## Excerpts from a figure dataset
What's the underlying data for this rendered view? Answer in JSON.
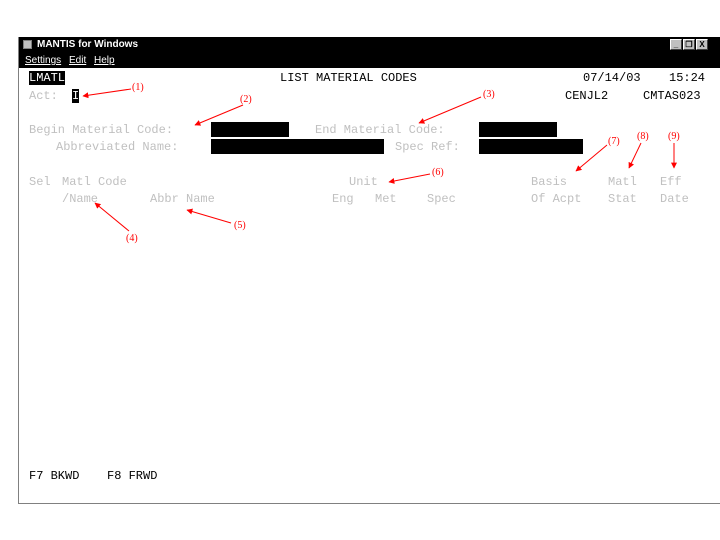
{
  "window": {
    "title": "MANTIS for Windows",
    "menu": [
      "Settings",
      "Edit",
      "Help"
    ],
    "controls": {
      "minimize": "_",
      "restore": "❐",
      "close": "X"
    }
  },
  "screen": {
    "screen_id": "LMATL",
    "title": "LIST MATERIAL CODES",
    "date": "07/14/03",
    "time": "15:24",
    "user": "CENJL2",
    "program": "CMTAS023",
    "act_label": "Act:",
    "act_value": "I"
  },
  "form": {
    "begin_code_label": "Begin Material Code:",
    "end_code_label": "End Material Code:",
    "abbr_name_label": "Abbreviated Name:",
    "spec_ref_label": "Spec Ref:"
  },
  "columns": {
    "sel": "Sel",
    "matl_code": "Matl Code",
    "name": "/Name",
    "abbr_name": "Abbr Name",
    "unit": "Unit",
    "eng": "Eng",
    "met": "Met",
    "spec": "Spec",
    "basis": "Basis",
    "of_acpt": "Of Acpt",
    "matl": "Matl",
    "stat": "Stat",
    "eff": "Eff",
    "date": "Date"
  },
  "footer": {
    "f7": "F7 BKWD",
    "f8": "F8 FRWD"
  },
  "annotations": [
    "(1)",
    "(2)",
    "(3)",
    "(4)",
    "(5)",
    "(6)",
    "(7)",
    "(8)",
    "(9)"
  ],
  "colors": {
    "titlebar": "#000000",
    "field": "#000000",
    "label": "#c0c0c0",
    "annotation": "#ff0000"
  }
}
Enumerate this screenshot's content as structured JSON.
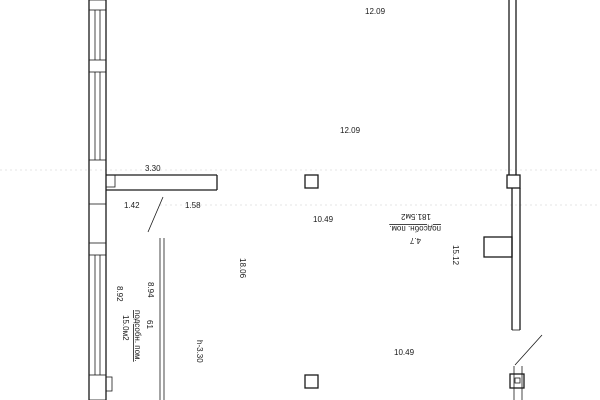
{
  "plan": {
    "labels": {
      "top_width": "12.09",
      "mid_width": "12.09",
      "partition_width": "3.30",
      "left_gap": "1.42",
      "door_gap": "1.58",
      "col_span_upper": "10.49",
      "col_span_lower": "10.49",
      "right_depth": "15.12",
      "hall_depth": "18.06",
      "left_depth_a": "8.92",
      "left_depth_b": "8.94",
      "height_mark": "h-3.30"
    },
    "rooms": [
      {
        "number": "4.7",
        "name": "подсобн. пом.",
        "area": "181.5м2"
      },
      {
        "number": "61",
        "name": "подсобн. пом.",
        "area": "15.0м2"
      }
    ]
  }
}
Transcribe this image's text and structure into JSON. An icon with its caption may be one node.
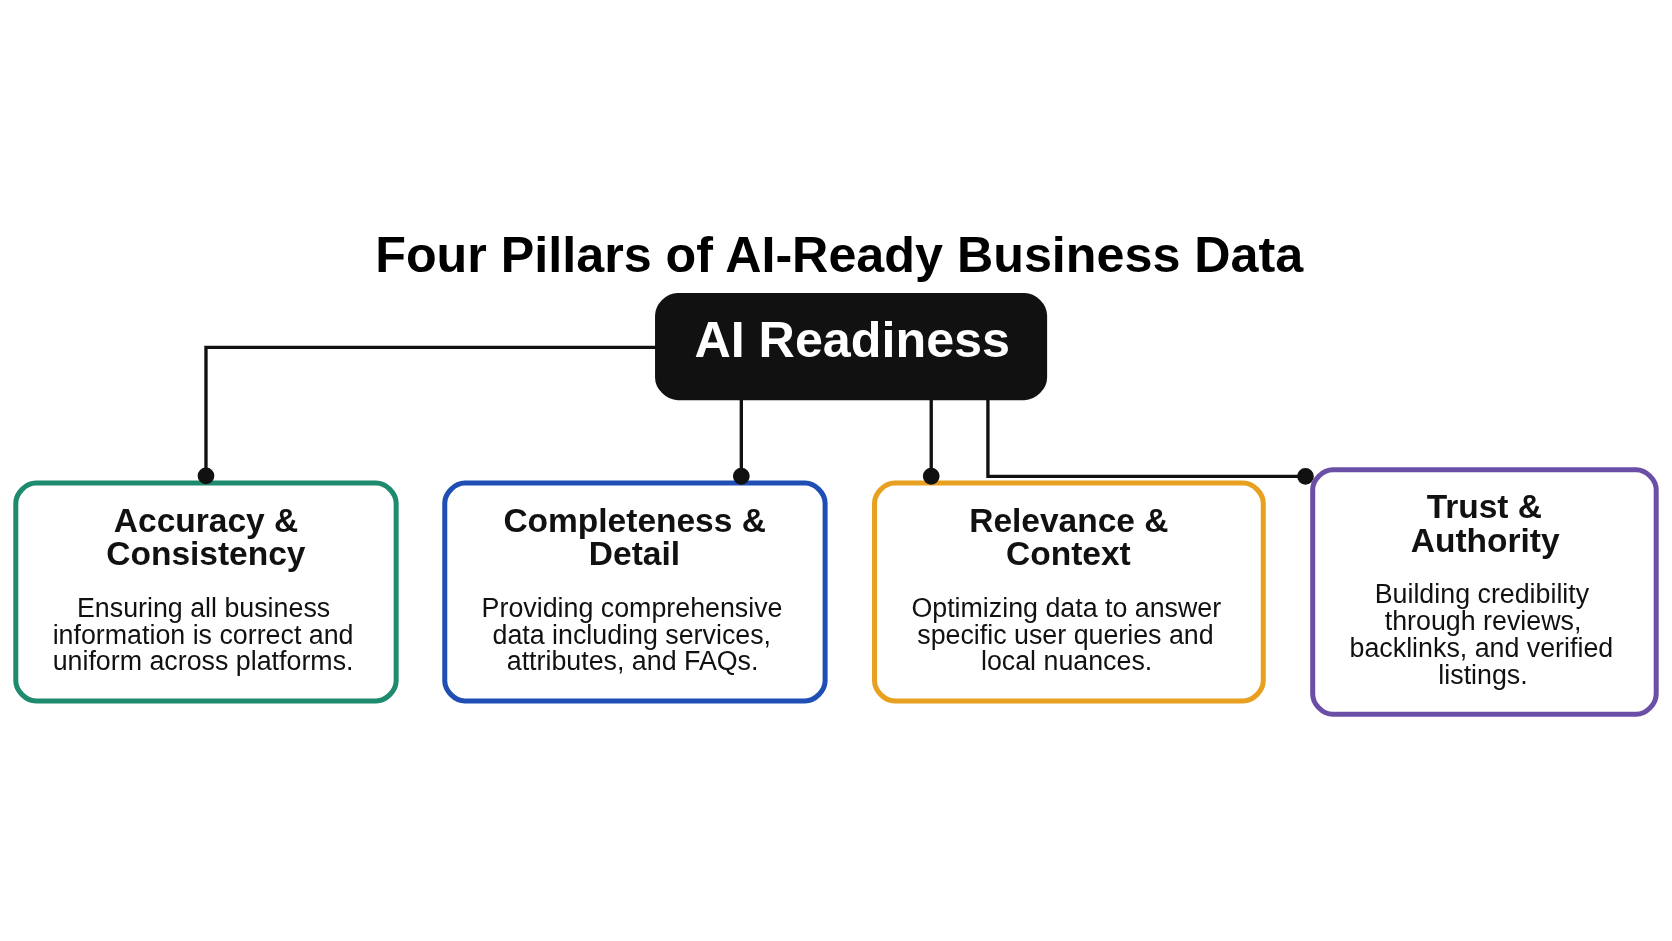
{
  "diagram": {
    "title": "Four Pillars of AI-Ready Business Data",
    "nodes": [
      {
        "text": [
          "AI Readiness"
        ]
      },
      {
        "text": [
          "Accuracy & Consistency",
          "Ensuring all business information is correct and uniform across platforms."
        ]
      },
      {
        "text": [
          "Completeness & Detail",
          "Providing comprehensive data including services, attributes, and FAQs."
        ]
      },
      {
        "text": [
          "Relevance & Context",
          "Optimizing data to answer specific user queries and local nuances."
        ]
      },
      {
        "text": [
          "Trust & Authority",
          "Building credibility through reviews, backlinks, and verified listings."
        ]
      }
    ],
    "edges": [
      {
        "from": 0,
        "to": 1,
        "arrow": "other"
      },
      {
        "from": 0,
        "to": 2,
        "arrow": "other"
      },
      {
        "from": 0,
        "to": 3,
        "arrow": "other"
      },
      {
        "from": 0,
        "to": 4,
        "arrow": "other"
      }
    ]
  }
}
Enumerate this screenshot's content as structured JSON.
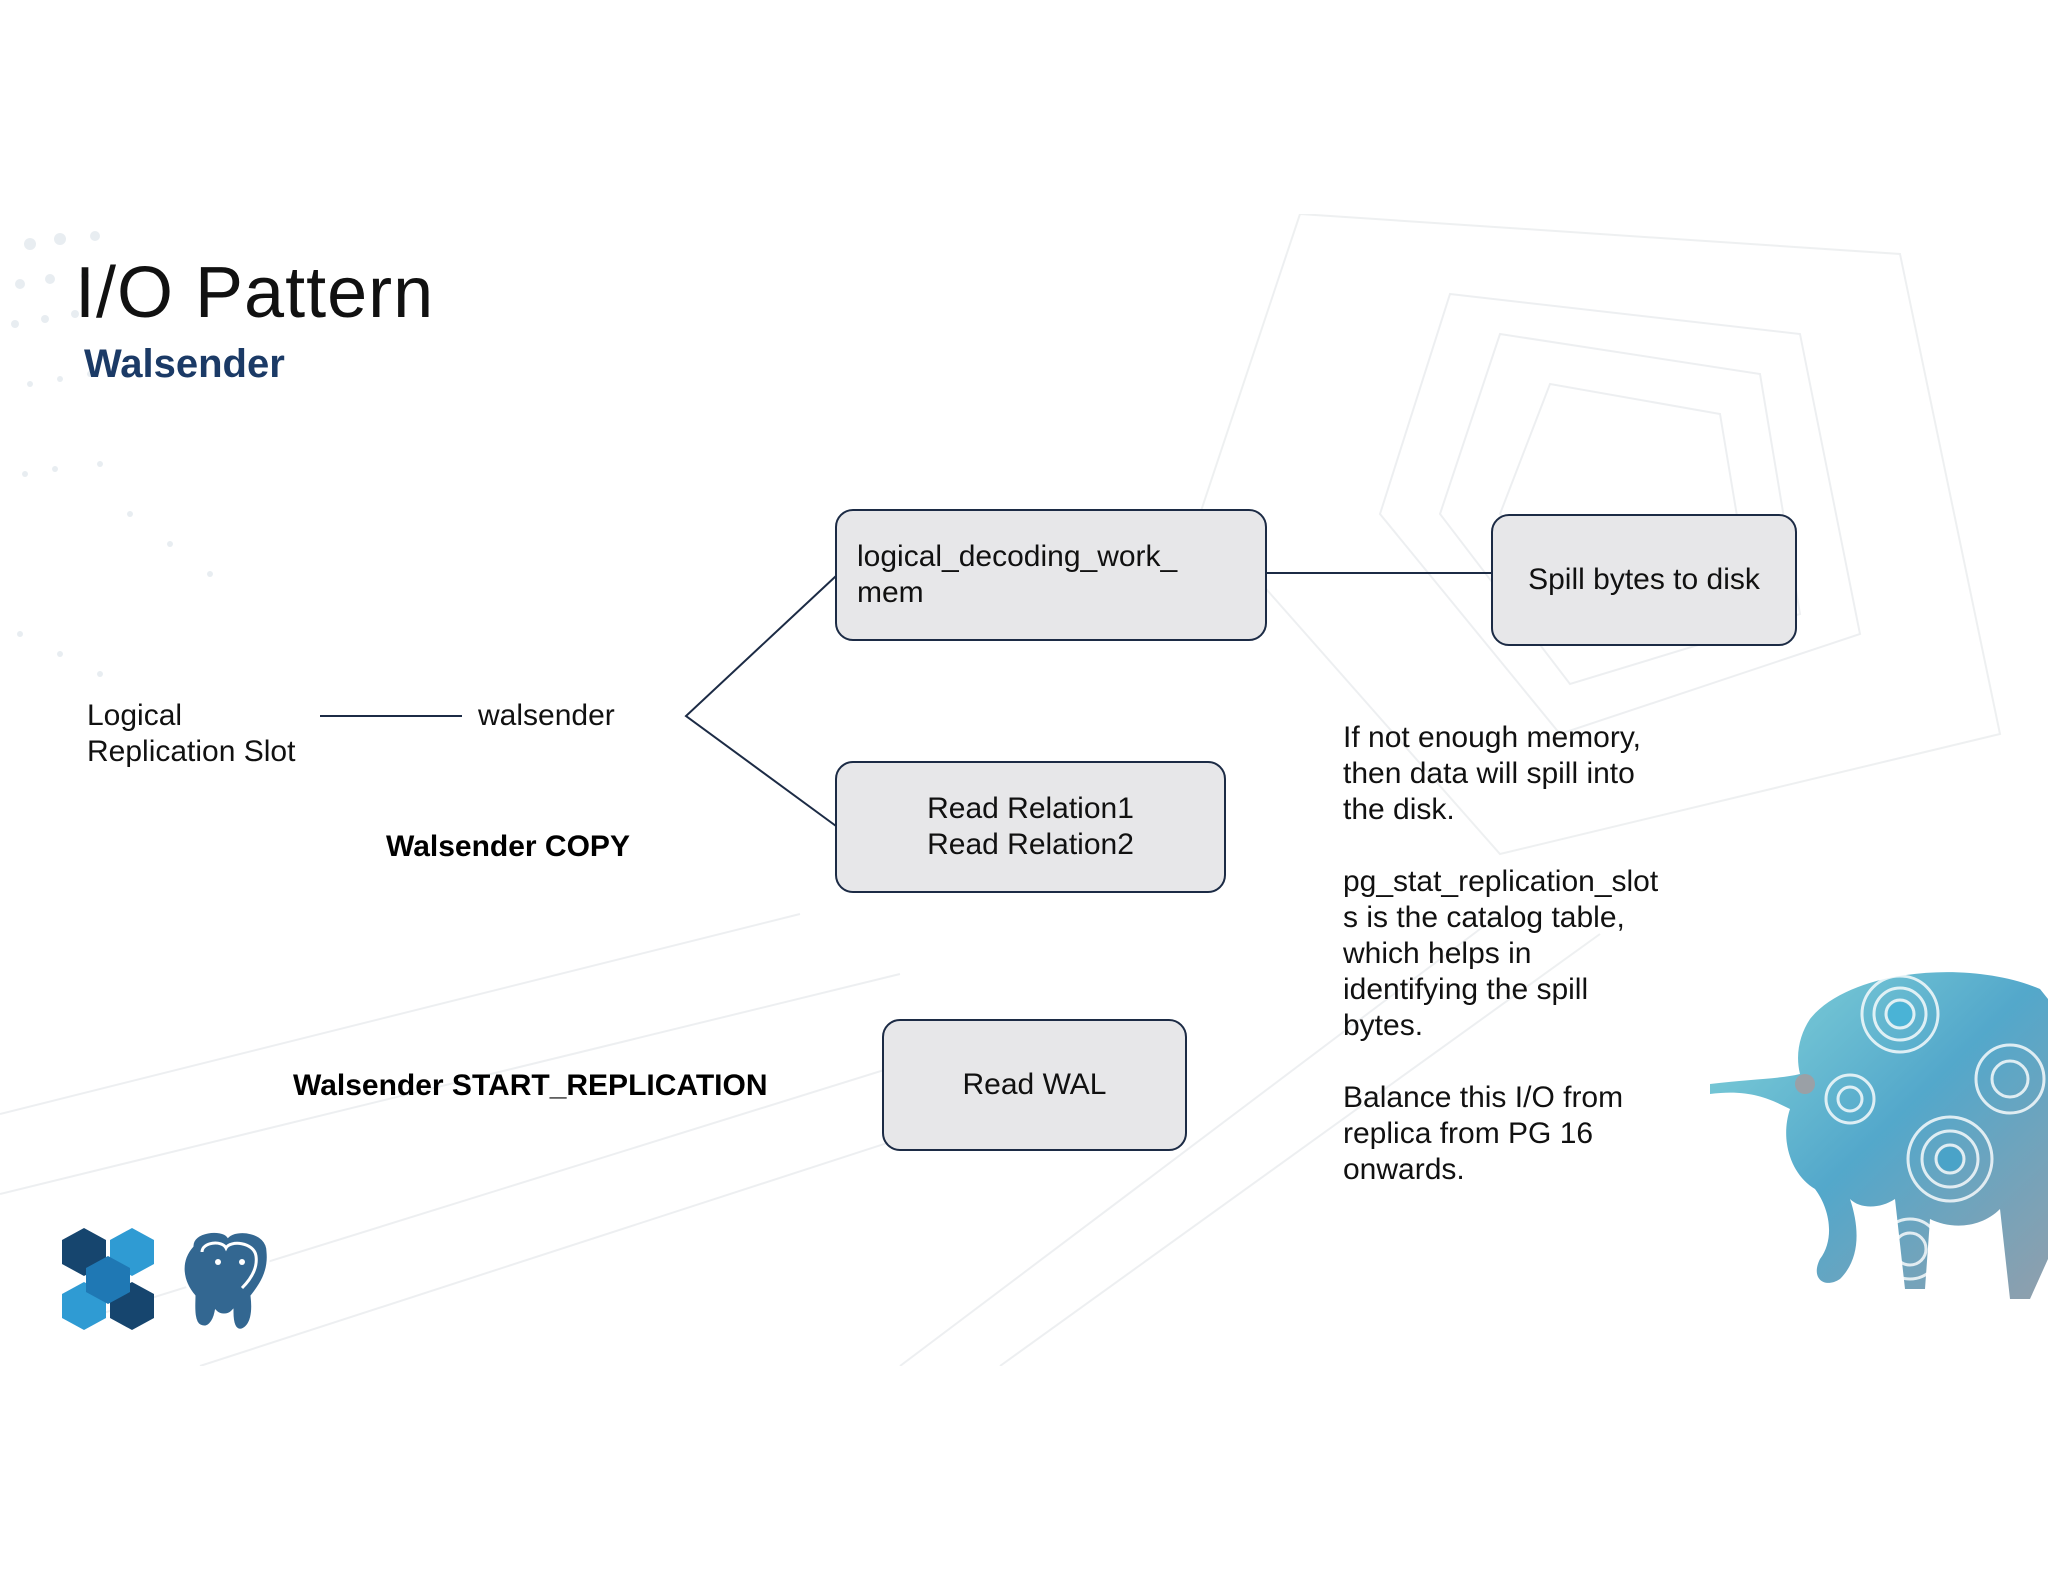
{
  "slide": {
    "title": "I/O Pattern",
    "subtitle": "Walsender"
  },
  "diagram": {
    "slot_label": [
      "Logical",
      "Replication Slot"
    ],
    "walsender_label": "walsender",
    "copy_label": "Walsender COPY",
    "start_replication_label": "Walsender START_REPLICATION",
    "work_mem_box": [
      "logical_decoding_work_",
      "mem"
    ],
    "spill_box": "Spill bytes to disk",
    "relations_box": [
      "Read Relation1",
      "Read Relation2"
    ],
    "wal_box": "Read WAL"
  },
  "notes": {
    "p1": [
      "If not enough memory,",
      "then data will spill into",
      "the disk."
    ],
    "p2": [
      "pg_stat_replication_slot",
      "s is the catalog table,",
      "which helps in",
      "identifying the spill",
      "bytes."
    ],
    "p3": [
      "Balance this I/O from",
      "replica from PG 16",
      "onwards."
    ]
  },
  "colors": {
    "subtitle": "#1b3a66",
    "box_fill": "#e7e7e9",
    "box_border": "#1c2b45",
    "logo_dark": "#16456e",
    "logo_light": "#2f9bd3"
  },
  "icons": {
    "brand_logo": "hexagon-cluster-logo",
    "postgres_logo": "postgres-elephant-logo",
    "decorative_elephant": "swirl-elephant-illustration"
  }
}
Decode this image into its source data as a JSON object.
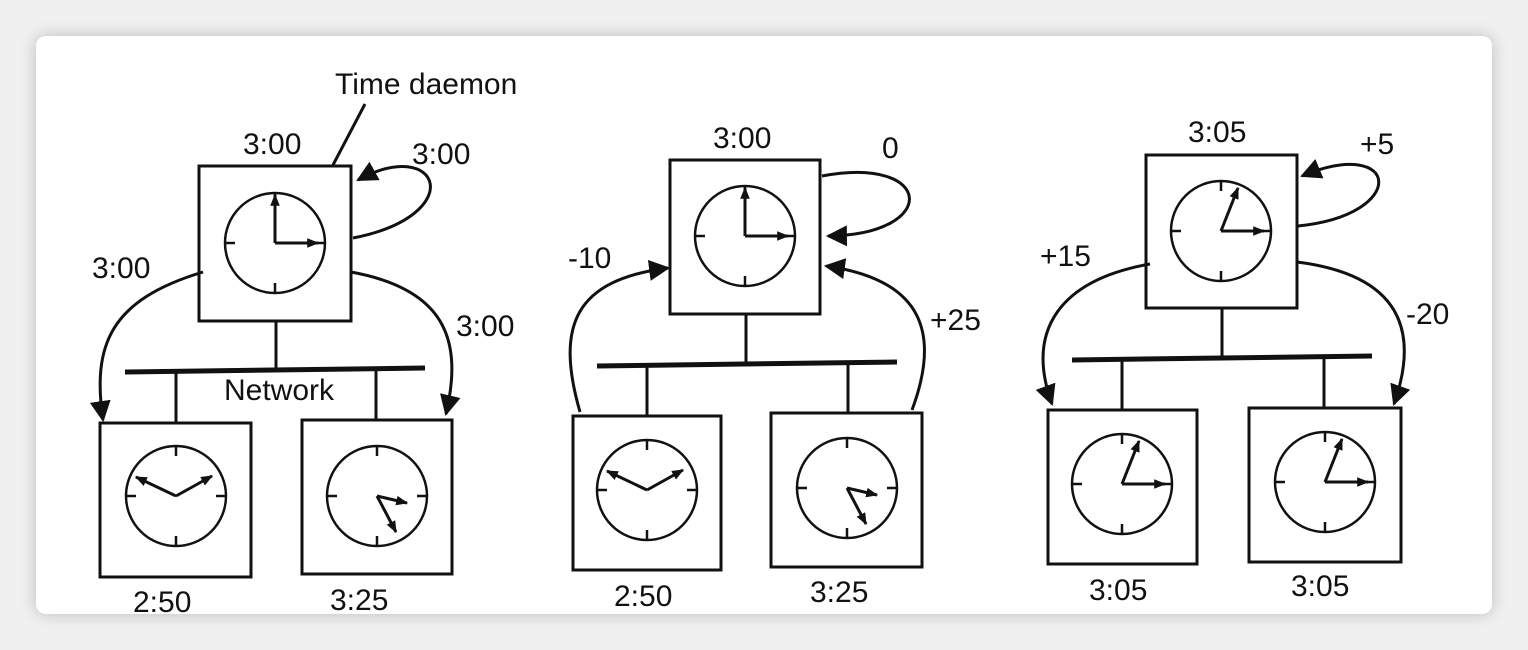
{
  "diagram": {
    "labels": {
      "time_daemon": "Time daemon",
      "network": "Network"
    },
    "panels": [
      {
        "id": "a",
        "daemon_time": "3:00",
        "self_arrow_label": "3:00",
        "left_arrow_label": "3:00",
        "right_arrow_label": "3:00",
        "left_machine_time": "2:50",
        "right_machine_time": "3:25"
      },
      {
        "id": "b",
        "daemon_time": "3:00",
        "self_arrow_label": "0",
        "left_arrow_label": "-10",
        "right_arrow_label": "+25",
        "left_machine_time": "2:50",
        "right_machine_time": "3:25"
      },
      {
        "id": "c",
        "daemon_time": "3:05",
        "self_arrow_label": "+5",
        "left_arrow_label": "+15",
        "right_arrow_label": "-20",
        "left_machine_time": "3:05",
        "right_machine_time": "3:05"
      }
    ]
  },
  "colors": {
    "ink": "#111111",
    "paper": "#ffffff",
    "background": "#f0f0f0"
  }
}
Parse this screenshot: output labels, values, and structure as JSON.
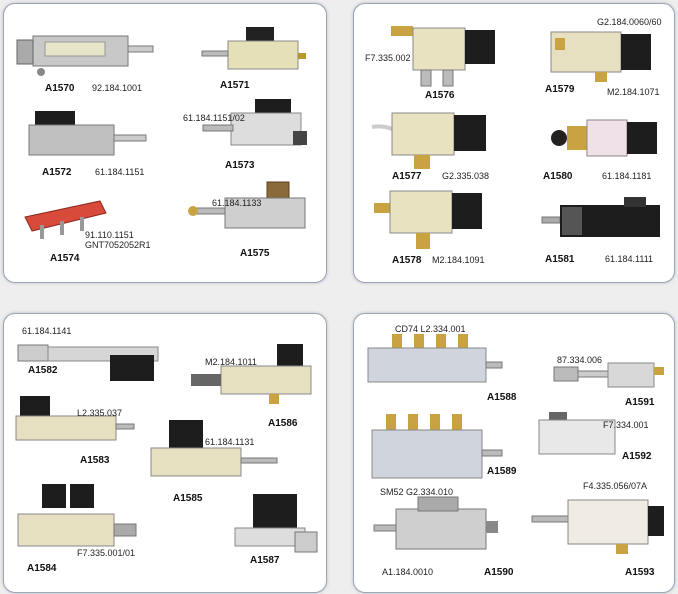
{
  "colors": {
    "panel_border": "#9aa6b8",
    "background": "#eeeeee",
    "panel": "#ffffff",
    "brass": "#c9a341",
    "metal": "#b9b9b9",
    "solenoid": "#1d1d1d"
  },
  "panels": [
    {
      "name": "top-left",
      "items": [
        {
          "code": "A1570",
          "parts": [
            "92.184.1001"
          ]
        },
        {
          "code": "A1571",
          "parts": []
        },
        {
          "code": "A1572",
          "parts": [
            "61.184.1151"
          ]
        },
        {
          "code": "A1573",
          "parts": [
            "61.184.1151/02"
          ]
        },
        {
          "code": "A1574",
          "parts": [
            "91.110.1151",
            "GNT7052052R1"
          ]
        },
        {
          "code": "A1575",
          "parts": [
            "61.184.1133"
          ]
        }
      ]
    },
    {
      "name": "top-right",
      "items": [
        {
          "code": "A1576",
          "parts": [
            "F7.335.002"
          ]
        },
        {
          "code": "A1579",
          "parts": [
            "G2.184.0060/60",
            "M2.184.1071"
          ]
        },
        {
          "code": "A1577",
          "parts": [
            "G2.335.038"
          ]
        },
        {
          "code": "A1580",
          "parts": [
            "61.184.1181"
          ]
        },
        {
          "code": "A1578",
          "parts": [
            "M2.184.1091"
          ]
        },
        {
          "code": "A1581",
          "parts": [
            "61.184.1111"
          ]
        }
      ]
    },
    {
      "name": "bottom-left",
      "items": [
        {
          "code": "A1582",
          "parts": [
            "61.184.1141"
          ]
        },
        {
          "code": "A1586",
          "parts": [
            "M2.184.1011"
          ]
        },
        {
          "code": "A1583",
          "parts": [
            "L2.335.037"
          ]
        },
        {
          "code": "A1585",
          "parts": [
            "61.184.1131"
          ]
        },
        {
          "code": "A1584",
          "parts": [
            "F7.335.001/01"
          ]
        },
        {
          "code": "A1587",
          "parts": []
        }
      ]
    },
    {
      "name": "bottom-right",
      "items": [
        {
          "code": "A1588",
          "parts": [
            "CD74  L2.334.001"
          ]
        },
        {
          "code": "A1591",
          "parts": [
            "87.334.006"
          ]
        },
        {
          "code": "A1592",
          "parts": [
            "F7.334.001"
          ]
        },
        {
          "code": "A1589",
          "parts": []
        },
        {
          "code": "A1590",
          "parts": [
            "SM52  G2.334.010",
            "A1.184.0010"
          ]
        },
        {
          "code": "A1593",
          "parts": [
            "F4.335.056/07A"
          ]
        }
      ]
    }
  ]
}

## THE REQUEST
Find the lines above that contain the word "image" and collect them.

## RESULT FOR THIS EXERCISE
Transcribe this image's text and structure into JSON. An icon with its caption may be one node.
Decode this image into its source data as a JSON object.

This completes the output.